## Passage
# Expenses in Singapore



## samthecoolguy209 (Apr 14, 2013)

Hi All

I have got an offer from Singapore based company and will be getting 6000 SGD per month in hand. Office is in CBD area, can someone help me in getting idea of cost of living in Singapore? I will be coming with my wife and planning to rent out a HBD flat.
I am having offer in India with 11.5 lakh per annum, is it advisable to move to Singapore?

Thanks
Sam


----------



## ani_india (Aug 28, 2012)

Other things aside s$6000 is a far better salary than 11.5….Now a days Freshers in Indian are getting a starting package of 9-10L PA….Is 6000 a good salary ? Depends on your Education & Work Ex back ground.
To know more about the costs, Google this forum, you ‘ll get many similar post. Overall, you can have a decent life & better savings than India.


----------



## samthecoolguy209 (Apr 14, 2013)

Hi ani_india

Thanks for the response. I am B tech and having 6 years exp in IT.
So tell me hows 6k per month with my experience?

Thanks
Sam


----------



## ani_india (Aug 28, 2012)

I ‘ll say above average…The avg. salary for Indian IT companies (TCS, Infy, Wipro, CTS, etc) with 6 yrs exp would be around 4500-5000...Normally those in 14L+ bracket gets 6K onsite allowance…


----------



## samthecoolguy209 (Apr 14, 2013)

Hi ani_india

Thanks for reply. I just googled this forum and saw your first post. My situation is exactly same as yours. My wife wants to work on DP. How easy/tough to get a job on DP? My wife is having 6 years exp as BA in telecom domain.

Thanks
Sam


----------



## ani_india (Aug 28, 2012)

## Extracted material
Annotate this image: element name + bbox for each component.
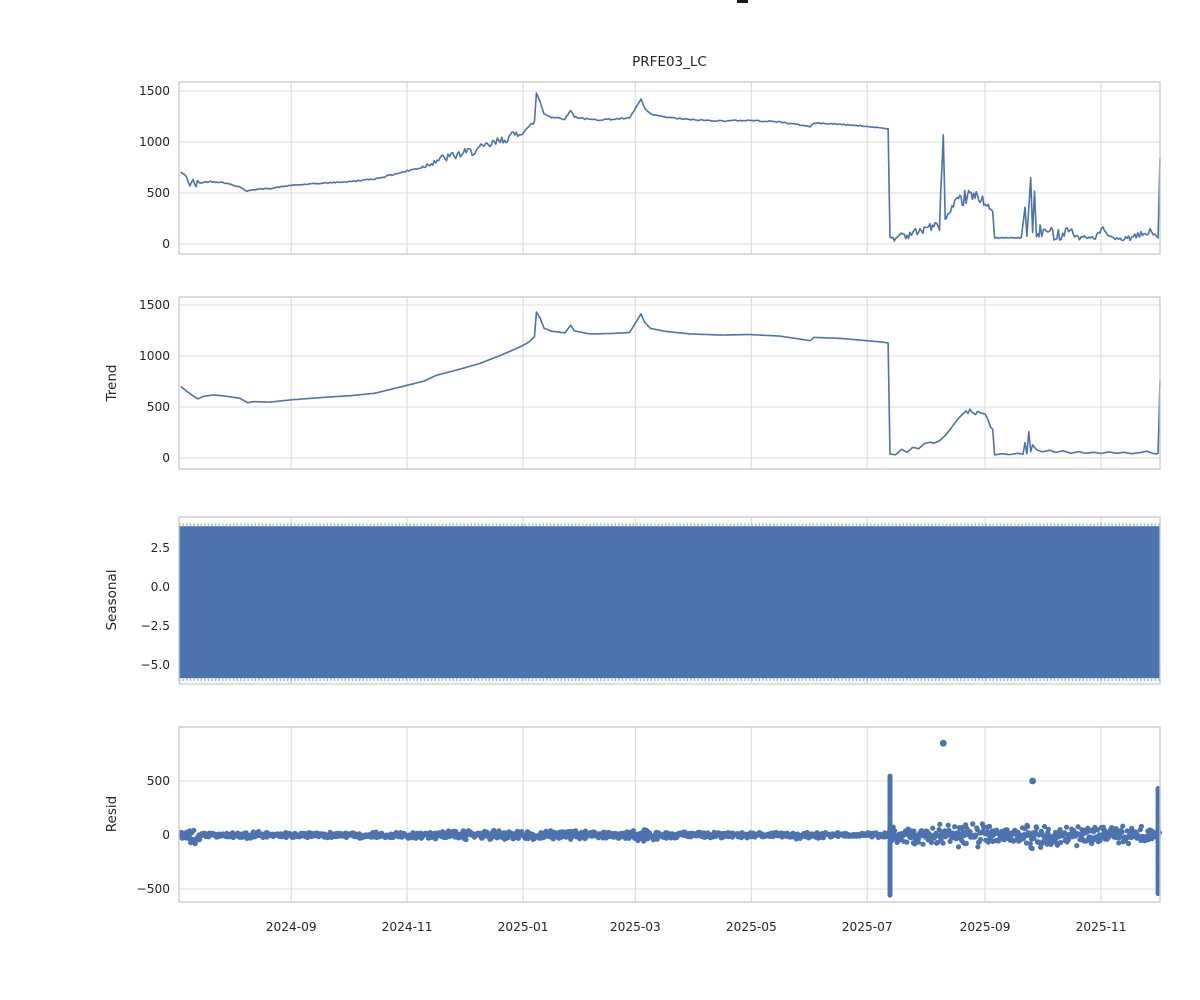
y-tick-label: 0 [162, 828, 170, 842]
x-tick-label: 2025-07 [842, 920, 893, 934]
resid-scatter-points [178, 739, 1163, 898]
y-tick-label: 2.5 [151, 541, 170, 555]
y-tick-label: −500 [137, 882, 170, 896]
y-tick-label: 1500 [139, 298, 170, 312]
chart-title: PRFE03_LC [632, 54, 707, 70]
x-tick-label: 2025-05 [726, 920, 777, 934]
seasonal-panel: 2.5 0.0 −2.5 −5.0 [140, 516, 1161, 685]
x-tick-label: 2025-01 [498, 920, 549, 934]
resid-panel: 500 0 −500 [137, 726, 1163, 903]
y-tick-label: 500 [147, 186, 170, 200]
observed-series-line [180, 92, 1161, 242]
y-tick-label: −2.5 [140, 619, 170, 633]
clipped-suptitle-fragment [737, 0, 748, 3]
y-tick-label: 0.0 [151, 580, 170, 594]
x-tick-label: 2025-11 [1076, 920, 1127, 934]
x-axis-tick-labels: 2024-09 2024-11 2025-01 2025-03 2025-05 2025-… [266, 920, 1127, 934]
y-tick-label: 1500 [139, 84, 170, 98]
observed-panel-border [178, 81, 1161, 255]
x-tick-label: 2024-11 [382, 920, 433, 934]
trend-series-line [180, 311, 1161, 456]
trend-panel-border [178, 296, 1161, 470]
seasonal-band [179, 526, 1160, 679]
y-tick-label: 500 [147, 400, 170, 414]
y-tick-label: 1000 [139, 349, 170, 363]
x-tick-label: 2025-03 [610, 920, 661, 934]
x-tick-label: 2025-09 [960, 920, 1011, 934]
resid-outlier-point [939, 739, 947, 747]
observed-panel: 1500 1000 500 0 [139, 81, 1161, 255]
resid-outlier-point [1029, 777, 1036, 785]
y-tick-label: 500 [147, 774, 170, 788]
seasonal-panel-border [178, 516, 1161, 685]
resid-panel-border [178, 726, 1161, 903]
trend-panel: 1500 1000 500 0 [139, 296, 1161, 470]
y-tick-label: 0 [162, 237, 170, 251]
y-tick-label: 1000 [139, 135, 170, 149]
x-tick-label: 2024-09 [266, 920, 317, 934]
y-tick-label: 0 [162, 451, 170, 465]
y-tick-label: −5.0 [140, 658, 170, 672]
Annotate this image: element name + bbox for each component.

## Complete the following
#1 Reproduce everything in the Singapore expenses thread from "I am having" down to "savings than India.", swapping "forum" for "message board" wherever it occurs.
#2 Write the next part of the thread on living expenses in Singapore, picking up after its final line.

## Responses to the tasks
#1
I am having offer in India with 11.5 lakh per annum, is it advisable to move to Singapore?

Thanks
Sam


----------



## ani_india (Aug 28, 2012)

Other things aside s$6000 is a far better salary than 11.5….Now a days Freshers in Indian are getting a starting package of 9-10L PA….Is 6000 a good salary ? Depends on your Education & Work Ex back ground.
To know more about the costs, Google this message board, you ‘ll get many similar post. Overall, you can have a decent life & better savings than India.

#2
It was tough but my wife did get a job in a month’s time…Infact she got only 1 call in a month but somehow everything went smooth & she got the job...


----------



## indiangirl (Jul 15, 2013)

Hi Sam, I am also moving to Singapore and would like to know if you could give me some information on the cost of living. You might have done some research already.


----------



## samthecoolguy209 (Apr 14, 2013)

Hey sorry, I dropped my idea to come to Singapore as my wife was not ready to quit her job.

Thanks
Sam


----------



## indiangirl (Jul 15, 2013)

if you don't mind can you share your email address with me. am also into IT. and just wanted to check if the company is the same. need to find out some more details about the company.


----------



## samthecoolguy209 (Apr 14, 2013)

I don't know whether this forum allows to share or not. I am reachable at [email protected] .

Sam


----------



## simonsays (Feb 11, 2009)

The forum admins don't frown on sharing as long as you are not touting or something like that ..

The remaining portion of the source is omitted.